**Job**
Locate the string "miejsca" in the records below. Copy every line where it occurs.

**Source records**
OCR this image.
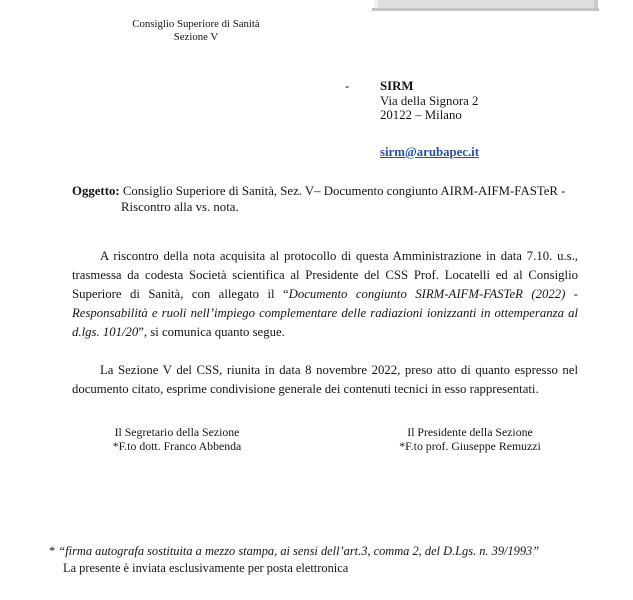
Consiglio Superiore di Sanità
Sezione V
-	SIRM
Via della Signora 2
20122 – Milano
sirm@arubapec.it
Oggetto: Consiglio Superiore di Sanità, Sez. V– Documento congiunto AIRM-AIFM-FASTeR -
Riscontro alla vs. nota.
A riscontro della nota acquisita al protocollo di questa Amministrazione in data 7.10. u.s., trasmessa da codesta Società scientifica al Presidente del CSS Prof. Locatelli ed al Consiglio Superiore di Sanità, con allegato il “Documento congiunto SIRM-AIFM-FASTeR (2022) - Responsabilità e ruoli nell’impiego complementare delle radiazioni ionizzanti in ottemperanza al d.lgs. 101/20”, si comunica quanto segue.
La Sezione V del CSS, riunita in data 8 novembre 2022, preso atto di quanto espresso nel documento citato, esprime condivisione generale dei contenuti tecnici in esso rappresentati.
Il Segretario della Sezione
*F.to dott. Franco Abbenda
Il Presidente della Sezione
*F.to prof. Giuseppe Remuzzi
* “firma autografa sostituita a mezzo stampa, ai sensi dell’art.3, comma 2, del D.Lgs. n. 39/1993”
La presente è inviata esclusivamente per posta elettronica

---

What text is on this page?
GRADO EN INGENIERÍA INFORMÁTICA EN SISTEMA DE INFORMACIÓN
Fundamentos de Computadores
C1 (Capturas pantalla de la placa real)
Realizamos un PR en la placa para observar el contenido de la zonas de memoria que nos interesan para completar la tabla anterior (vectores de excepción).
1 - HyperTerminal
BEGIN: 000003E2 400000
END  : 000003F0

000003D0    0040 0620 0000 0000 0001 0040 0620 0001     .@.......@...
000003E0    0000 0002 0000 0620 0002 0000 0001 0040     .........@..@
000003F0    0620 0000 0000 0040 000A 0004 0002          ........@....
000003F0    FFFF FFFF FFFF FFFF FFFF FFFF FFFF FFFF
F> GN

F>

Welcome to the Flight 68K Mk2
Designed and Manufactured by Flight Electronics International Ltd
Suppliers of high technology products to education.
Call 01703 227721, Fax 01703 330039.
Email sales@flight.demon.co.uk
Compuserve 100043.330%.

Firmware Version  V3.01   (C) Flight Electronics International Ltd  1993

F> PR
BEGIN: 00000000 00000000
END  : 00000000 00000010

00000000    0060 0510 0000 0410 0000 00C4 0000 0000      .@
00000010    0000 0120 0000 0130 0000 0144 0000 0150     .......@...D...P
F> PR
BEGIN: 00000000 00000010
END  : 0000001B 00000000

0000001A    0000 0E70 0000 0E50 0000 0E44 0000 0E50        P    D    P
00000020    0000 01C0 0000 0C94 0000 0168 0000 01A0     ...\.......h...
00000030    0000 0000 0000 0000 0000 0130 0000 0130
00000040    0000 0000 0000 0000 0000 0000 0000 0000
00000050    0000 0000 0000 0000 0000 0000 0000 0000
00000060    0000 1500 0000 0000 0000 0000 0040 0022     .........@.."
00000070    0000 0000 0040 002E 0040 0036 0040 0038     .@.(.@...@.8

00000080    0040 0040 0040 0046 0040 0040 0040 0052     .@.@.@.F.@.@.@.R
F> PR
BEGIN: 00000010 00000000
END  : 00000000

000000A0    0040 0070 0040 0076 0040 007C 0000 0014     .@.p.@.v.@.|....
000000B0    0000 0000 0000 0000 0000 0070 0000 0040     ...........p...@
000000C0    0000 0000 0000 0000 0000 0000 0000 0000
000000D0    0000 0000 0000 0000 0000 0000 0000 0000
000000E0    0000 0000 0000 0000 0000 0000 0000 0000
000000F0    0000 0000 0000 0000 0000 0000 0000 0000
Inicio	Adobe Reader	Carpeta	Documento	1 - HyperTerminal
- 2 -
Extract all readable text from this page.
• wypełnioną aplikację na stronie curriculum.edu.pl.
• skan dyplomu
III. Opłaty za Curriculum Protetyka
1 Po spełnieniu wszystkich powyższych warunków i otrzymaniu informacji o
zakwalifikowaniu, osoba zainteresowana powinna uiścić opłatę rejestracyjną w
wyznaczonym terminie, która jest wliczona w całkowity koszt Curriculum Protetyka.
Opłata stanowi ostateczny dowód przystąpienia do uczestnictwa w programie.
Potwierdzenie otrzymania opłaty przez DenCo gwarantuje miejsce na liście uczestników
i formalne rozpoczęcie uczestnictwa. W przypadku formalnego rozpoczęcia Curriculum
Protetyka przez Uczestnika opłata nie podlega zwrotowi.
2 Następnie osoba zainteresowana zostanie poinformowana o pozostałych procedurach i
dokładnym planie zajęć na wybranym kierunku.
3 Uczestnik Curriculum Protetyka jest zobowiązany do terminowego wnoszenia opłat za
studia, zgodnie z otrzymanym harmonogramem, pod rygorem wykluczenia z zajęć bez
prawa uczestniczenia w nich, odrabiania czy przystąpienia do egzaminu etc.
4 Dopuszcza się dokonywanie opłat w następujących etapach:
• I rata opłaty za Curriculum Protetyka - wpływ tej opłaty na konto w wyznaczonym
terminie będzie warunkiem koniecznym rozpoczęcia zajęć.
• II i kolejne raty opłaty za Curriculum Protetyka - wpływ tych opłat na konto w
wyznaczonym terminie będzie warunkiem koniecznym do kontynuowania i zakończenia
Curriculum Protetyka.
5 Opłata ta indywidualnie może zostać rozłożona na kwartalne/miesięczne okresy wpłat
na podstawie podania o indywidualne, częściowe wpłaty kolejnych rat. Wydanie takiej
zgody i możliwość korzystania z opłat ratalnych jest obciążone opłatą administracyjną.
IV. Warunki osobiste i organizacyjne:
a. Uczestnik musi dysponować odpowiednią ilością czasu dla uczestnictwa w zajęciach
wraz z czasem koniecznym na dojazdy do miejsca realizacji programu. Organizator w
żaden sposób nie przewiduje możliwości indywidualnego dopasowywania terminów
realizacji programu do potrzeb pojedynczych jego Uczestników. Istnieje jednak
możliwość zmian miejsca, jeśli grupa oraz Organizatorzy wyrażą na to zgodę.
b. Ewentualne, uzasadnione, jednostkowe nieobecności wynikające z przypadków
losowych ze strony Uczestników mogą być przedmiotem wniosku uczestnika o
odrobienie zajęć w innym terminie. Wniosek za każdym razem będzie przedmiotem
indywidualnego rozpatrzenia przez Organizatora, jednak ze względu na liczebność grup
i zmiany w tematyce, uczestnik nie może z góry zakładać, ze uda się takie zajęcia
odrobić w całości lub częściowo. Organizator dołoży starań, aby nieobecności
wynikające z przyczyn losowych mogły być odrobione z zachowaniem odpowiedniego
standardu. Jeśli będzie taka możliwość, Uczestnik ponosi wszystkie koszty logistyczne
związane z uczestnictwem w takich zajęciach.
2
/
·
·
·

**Right answer**
wraz z czasem koniecznym na dojazdy do miejsca realizacji programu. Organizator w
możliwość zmian miejsca, jeśli grupa oraz Organizatorzy wyrażą na to zgodę.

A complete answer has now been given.